#### GOAL
Track down every line below that holds "Regional" and copy it.

(Extracts from a graphics dataset)
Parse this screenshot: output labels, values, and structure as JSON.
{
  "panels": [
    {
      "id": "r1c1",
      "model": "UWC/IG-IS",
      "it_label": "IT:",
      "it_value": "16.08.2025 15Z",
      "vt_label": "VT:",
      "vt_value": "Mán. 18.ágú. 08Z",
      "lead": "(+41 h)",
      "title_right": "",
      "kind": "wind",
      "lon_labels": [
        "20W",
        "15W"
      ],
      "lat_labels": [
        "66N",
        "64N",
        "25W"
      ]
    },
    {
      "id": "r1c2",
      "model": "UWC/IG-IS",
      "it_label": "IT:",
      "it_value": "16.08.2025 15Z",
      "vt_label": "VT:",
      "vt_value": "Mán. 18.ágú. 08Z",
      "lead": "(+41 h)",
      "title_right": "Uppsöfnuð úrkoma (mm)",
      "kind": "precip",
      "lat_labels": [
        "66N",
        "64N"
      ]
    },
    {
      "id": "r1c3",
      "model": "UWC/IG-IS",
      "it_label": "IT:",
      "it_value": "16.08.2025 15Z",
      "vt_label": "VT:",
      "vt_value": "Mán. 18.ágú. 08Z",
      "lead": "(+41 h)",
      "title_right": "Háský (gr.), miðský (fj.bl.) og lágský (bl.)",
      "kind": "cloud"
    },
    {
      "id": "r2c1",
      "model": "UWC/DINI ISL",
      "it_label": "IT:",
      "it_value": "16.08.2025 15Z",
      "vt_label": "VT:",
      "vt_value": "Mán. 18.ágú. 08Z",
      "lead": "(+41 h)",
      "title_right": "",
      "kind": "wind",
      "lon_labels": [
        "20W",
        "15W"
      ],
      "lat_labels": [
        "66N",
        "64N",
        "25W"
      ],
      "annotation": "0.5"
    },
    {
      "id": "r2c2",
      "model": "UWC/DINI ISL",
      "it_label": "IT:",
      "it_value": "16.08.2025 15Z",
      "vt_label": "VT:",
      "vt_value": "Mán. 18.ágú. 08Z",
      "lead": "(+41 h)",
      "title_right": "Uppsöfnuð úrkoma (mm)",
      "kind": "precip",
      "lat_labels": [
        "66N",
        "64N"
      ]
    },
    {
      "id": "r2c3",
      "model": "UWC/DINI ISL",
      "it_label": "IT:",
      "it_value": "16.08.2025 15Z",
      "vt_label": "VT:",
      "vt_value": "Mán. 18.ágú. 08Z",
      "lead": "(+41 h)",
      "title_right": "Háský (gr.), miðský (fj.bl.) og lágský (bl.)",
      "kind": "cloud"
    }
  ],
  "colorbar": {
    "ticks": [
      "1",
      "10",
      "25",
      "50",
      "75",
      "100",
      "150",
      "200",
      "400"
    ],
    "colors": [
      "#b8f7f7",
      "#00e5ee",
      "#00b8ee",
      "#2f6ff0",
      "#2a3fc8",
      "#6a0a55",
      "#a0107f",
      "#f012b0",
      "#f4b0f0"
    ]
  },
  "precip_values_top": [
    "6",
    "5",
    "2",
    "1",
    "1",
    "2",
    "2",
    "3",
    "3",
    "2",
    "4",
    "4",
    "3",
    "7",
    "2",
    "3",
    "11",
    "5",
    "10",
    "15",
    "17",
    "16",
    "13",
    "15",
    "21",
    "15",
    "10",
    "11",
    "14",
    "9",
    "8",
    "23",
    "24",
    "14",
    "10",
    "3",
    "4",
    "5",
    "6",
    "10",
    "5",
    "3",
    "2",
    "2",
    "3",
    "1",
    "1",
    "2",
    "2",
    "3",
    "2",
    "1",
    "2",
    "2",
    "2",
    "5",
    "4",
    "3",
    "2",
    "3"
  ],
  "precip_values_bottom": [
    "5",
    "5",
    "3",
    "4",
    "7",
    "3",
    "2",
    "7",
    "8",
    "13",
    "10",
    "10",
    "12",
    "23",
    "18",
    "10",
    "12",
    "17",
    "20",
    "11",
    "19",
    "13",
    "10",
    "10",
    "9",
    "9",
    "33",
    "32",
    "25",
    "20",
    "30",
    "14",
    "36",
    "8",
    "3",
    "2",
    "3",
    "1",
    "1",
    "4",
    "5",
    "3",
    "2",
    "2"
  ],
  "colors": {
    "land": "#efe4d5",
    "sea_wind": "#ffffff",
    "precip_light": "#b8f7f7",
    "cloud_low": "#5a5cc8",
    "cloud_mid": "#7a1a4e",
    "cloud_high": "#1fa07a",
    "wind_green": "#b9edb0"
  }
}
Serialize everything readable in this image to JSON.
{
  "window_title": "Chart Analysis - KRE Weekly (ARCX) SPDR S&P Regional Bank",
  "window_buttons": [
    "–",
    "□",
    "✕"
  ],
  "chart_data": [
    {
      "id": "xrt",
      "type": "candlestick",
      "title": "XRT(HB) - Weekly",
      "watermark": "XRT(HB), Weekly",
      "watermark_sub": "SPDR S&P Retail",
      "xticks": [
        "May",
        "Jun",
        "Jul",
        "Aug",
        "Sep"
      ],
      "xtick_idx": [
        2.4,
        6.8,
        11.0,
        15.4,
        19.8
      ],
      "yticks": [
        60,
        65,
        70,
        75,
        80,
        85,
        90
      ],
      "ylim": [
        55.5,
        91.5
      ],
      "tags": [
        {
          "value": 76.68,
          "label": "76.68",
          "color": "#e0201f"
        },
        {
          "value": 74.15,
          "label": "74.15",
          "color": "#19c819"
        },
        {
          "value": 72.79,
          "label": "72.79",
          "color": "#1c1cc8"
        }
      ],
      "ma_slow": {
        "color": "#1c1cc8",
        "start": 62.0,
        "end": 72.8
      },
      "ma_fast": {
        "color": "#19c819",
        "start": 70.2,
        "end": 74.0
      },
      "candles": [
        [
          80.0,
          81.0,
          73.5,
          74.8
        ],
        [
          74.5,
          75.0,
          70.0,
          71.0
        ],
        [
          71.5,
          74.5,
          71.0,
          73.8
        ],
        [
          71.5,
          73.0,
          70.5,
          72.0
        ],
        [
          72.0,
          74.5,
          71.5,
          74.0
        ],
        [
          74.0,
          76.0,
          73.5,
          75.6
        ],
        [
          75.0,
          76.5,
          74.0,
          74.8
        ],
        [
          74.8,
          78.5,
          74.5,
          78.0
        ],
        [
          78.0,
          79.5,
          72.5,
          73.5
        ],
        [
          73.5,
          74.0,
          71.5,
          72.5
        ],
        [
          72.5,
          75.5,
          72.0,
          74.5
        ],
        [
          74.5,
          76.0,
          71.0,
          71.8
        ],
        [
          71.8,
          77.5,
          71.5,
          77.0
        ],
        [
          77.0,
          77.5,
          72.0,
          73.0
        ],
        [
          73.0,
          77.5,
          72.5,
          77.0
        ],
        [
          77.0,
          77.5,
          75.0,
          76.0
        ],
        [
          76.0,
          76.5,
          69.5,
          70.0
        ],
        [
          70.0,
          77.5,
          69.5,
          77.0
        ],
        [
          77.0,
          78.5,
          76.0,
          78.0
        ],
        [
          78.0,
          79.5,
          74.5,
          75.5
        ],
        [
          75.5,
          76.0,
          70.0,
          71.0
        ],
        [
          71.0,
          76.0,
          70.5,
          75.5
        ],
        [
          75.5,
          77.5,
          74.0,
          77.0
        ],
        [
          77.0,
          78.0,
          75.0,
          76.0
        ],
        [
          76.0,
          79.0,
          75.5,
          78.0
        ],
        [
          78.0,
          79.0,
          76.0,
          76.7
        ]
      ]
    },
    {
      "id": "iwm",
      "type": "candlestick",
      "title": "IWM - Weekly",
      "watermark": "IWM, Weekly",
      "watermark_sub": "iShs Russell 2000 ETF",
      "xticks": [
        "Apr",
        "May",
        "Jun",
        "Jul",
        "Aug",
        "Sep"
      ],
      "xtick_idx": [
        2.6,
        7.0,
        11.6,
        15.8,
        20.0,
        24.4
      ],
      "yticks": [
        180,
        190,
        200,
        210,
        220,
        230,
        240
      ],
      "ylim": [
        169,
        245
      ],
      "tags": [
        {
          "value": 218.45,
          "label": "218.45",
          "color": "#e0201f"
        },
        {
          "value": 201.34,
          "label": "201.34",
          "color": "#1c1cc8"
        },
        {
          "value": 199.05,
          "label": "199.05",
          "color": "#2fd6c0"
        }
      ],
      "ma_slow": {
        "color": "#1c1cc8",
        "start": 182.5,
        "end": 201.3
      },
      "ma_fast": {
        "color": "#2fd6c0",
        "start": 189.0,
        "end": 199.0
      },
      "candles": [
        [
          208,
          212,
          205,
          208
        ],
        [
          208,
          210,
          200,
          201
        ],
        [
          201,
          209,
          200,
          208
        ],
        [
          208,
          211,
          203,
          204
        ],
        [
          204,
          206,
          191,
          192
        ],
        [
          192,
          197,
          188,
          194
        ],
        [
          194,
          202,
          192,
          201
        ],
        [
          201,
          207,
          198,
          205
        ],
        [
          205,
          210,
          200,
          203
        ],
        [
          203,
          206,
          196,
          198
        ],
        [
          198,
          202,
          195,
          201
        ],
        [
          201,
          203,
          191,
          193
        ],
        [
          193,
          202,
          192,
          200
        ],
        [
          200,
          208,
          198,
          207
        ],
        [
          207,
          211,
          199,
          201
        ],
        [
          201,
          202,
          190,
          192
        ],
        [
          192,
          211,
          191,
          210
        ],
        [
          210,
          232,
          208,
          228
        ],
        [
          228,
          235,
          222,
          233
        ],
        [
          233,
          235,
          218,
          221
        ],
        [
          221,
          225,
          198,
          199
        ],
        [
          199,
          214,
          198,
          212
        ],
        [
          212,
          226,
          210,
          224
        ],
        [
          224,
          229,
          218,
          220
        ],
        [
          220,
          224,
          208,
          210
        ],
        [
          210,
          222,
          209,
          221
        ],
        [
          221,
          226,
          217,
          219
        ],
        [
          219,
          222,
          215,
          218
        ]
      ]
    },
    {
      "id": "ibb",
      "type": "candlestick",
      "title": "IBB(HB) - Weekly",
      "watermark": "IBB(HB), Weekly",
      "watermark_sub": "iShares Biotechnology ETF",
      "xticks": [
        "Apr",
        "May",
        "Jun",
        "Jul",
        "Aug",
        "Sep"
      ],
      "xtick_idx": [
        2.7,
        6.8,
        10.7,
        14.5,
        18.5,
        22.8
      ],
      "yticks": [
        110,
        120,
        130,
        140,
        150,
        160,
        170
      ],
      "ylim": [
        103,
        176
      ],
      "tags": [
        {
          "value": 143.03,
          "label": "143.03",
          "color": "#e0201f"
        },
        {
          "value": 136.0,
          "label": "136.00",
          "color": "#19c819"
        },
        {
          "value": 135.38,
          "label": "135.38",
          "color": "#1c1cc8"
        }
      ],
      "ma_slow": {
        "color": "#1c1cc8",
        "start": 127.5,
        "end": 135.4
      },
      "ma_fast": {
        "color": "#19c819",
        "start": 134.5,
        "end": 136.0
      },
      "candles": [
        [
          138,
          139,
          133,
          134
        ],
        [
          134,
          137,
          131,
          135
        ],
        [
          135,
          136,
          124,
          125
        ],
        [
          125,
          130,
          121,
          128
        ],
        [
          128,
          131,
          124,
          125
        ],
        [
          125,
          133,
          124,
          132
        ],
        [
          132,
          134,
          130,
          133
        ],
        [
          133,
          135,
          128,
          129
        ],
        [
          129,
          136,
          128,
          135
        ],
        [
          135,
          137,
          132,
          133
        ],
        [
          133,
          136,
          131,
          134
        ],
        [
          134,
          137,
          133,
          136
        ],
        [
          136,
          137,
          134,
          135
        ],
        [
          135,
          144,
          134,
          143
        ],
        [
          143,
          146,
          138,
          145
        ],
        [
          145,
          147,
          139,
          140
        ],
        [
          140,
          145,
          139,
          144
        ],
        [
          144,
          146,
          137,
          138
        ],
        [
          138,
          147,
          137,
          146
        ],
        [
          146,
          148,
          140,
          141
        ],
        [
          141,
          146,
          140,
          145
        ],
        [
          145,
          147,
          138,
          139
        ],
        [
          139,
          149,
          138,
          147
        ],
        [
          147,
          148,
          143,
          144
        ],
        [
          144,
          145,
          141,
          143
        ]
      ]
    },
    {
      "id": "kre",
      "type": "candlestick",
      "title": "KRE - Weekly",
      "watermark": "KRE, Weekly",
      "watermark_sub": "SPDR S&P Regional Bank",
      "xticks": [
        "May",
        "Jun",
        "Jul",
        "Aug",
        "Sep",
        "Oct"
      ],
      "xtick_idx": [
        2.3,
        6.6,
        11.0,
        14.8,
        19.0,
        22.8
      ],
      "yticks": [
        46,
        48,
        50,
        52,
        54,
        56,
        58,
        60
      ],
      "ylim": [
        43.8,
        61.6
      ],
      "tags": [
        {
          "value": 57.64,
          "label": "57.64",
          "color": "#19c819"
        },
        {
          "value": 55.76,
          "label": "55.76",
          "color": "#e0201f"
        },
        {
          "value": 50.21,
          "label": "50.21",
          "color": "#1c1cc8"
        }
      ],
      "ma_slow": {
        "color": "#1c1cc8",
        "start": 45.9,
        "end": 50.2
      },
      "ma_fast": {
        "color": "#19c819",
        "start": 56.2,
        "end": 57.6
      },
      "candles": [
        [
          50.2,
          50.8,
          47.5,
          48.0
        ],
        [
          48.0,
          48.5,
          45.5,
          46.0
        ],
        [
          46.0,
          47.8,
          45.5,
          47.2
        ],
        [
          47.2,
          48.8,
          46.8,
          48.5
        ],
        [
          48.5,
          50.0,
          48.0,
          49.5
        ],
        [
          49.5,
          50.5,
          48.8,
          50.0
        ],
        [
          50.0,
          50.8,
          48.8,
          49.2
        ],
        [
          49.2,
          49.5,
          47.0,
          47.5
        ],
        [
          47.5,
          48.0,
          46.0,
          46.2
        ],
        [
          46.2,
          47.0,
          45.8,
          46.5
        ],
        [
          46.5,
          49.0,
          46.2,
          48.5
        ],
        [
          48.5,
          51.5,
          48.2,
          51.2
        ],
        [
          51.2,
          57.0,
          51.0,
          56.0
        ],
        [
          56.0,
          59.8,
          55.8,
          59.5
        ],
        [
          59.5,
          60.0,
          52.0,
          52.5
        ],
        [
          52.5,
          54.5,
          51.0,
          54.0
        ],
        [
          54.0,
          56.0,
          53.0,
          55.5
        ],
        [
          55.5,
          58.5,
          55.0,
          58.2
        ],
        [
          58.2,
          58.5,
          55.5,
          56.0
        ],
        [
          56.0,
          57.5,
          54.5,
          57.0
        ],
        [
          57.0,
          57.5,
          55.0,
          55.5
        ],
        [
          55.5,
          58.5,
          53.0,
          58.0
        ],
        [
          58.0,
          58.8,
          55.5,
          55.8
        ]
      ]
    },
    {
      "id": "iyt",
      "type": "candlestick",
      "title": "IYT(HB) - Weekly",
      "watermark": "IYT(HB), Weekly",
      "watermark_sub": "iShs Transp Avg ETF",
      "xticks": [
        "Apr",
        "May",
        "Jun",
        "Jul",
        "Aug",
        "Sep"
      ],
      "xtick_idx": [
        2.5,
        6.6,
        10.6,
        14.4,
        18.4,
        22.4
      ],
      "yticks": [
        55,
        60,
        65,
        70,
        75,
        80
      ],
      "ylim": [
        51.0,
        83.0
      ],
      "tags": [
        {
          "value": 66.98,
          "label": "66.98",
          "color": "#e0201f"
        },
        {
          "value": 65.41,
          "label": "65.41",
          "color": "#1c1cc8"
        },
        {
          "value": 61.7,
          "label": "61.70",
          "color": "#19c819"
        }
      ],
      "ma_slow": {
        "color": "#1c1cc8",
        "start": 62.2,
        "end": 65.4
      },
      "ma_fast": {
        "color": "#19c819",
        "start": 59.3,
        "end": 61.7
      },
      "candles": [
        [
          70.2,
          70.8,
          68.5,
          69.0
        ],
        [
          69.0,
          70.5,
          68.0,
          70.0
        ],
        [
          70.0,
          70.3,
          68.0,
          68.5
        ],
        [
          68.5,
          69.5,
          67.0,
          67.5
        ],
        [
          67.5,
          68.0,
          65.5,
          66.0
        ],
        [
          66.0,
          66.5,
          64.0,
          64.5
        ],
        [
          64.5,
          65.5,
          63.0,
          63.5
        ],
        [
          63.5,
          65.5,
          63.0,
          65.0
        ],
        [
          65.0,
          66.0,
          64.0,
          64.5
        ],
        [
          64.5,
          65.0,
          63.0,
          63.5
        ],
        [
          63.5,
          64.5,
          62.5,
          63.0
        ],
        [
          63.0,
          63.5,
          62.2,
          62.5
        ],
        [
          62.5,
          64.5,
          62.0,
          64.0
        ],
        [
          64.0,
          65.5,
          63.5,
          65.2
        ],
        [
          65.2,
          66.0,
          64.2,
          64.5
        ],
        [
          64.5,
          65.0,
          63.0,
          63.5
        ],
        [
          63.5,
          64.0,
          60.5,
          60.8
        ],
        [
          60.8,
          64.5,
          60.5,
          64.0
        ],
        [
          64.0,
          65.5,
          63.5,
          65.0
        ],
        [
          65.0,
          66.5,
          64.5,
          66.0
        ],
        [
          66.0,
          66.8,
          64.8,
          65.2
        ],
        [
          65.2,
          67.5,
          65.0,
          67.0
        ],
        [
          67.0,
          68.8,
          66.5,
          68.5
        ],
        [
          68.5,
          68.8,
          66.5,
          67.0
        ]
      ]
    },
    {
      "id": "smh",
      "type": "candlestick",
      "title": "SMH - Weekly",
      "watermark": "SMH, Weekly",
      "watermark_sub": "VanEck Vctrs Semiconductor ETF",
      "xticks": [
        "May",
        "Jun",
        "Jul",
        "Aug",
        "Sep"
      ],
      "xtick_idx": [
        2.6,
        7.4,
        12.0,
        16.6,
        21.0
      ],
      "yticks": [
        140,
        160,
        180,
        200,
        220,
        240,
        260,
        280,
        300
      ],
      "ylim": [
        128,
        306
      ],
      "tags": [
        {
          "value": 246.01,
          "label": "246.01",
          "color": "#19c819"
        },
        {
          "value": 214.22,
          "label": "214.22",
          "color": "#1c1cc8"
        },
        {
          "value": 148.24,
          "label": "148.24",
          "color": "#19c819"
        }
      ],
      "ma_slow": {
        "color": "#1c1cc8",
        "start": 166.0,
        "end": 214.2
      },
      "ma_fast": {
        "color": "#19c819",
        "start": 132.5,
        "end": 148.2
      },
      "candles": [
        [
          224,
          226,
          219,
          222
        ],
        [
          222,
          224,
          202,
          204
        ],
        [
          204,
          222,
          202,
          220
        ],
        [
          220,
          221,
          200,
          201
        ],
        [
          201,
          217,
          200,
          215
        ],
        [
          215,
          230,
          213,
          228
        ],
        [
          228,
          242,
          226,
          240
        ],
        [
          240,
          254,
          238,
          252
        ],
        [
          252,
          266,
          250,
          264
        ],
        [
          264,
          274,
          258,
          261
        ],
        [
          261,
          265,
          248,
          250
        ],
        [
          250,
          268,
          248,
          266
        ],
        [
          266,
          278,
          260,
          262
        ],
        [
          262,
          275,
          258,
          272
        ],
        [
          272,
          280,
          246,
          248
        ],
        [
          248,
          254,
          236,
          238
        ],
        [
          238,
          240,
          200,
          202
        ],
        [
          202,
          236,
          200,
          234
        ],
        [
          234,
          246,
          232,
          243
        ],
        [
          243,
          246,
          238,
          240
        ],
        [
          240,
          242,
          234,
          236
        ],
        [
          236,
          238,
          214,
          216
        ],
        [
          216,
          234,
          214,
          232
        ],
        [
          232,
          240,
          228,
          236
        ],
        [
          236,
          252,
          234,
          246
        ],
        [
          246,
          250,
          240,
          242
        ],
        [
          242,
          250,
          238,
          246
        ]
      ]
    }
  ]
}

#### ANSWER IN FULL
  "window_title": "Chart Analysis - KRE Weekly (ARCX) SPDR S&P Regional Bank",
      "watermark_sub": "SPDR S&P Regional Bank",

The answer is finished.